■ WHAT IS REQUIRED
Spot every line with the word "Mine" and return it.
## Begin
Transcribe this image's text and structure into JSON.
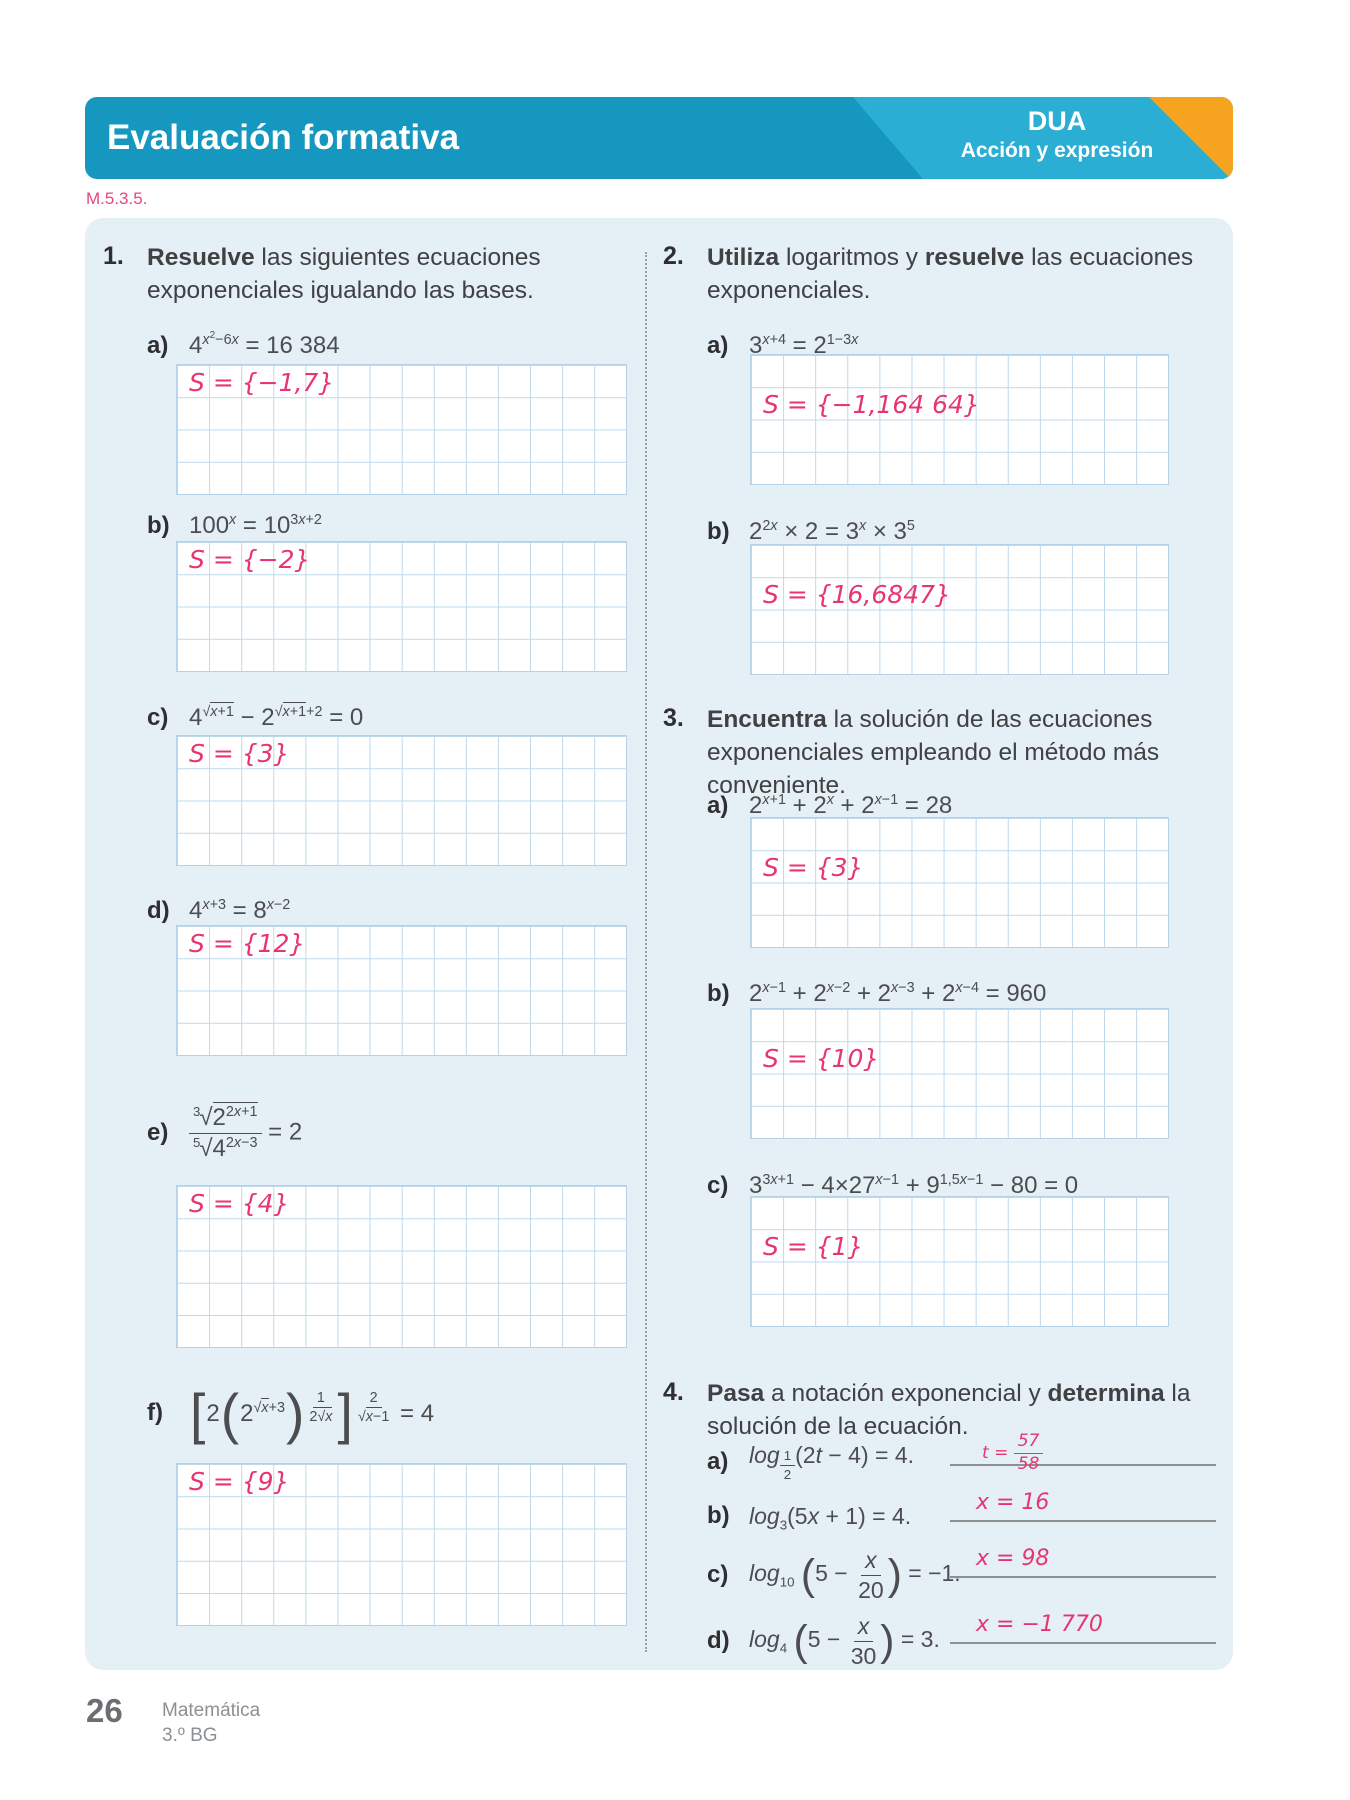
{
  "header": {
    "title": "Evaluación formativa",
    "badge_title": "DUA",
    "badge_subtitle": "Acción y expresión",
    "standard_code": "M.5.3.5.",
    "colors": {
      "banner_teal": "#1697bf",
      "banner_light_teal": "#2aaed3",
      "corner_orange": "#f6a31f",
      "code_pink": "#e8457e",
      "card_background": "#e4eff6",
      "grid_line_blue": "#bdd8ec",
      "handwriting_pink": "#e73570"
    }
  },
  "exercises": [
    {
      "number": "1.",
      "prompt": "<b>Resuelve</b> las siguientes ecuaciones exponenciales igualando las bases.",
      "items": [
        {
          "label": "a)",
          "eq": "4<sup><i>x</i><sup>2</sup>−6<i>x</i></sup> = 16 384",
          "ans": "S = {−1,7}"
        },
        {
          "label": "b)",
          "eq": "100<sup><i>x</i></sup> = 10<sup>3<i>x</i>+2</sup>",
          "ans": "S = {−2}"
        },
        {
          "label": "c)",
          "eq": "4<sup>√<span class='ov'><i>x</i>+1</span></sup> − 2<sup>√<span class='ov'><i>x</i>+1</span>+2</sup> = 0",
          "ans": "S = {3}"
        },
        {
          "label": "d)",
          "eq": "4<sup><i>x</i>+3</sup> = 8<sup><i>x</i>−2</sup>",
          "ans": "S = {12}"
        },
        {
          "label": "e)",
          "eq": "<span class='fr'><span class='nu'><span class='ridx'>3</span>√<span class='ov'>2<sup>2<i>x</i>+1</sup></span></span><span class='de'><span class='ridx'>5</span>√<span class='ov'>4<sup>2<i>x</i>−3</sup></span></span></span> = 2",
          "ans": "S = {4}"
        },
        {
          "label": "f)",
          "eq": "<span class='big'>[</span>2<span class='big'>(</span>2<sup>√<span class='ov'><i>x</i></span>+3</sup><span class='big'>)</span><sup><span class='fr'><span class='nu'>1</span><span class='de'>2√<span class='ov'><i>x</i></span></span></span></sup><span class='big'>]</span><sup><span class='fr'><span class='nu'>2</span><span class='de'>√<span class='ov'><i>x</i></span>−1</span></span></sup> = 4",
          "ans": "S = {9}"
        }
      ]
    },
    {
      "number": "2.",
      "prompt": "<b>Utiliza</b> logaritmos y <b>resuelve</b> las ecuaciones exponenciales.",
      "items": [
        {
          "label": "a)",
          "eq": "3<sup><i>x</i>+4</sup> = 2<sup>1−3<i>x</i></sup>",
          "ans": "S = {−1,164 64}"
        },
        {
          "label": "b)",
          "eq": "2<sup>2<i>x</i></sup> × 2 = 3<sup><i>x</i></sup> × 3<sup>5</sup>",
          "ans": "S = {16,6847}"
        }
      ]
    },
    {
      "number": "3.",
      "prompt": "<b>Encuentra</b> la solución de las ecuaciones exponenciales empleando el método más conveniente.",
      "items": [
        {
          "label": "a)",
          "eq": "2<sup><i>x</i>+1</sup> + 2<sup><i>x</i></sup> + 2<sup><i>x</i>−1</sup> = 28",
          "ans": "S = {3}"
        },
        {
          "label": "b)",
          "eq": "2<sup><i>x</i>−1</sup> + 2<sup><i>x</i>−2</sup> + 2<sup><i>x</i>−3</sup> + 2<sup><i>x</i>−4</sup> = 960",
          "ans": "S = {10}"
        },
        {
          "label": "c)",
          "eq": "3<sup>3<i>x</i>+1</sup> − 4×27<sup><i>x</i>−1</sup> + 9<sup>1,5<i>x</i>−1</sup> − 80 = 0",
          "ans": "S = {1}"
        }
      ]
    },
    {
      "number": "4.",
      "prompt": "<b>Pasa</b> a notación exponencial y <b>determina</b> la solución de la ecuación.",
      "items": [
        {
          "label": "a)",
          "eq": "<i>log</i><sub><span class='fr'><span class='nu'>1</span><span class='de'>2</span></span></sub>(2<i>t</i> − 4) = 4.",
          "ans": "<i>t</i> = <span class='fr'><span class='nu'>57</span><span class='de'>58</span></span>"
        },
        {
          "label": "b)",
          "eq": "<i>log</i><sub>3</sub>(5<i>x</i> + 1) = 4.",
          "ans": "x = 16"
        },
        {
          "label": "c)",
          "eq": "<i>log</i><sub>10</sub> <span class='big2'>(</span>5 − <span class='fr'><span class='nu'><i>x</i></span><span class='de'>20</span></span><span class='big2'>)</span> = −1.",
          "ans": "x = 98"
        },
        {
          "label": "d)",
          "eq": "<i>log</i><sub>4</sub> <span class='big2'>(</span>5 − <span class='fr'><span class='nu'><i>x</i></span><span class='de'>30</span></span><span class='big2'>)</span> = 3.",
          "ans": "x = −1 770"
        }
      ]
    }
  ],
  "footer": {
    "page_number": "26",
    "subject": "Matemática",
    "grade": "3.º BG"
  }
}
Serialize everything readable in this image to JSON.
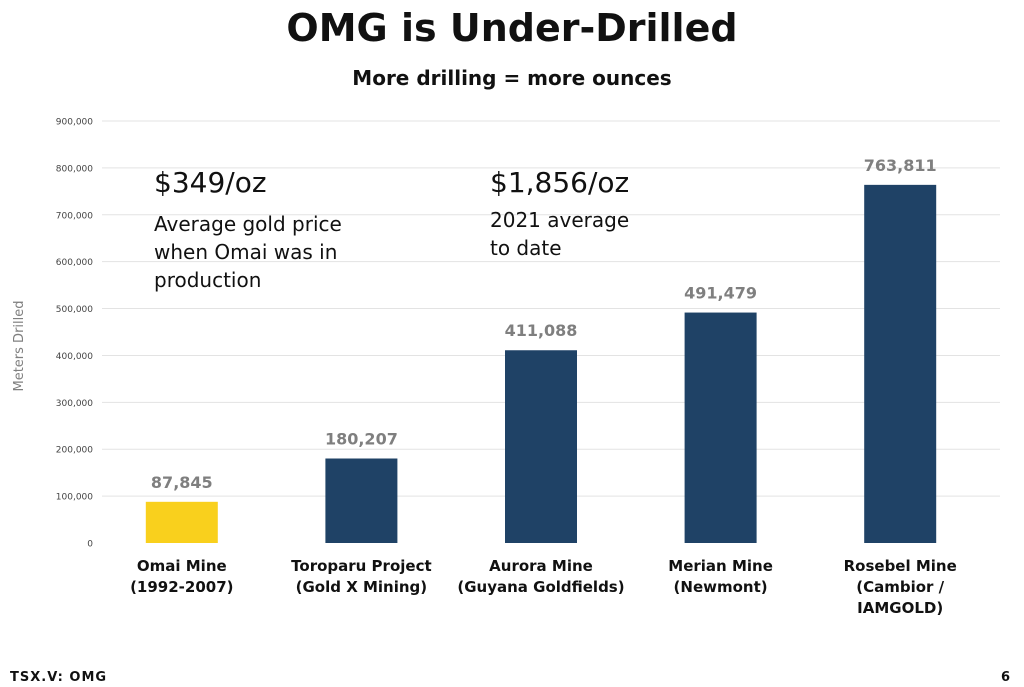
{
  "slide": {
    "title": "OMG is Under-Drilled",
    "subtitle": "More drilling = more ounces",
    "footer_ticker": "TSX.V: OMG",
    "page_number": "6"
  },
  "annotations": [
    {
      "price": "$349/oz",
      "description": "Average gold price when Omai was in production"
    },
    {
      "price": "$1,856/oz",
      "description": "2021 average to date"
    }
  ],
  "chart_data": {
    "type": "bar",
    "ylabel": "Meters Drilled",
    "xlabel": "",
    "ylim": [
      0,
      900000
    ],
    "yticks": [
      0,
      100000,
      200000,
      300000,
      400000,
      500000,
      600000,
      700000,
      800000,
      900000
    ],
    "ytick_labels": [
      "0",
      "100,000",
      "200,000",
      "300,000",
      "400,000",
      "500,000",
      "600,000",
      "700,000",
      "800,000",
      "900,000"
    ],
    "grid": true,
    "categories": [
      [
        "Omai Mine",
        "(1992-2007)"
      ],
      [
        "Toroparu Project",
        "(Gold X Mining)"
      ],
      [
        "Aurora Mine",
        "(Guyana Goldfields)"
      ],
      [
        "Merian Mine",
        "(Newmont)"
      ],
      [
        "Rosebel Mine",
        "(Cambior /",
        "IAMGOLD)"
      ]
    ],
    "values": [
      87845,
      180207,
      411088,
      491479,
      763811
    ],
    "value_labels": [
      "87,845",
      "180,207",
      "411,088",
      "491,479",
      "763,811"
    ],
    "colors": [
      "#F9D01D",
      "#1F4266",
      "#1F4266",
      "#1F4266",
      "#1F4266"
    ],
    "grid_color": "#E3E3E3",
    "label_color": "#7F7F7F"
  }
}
## End
■ OUTPUT OF THE EXERCISE
        "Omai Mine",
        "Aurora Mine",
        "Merian Mine",
        "Rosebel Mine",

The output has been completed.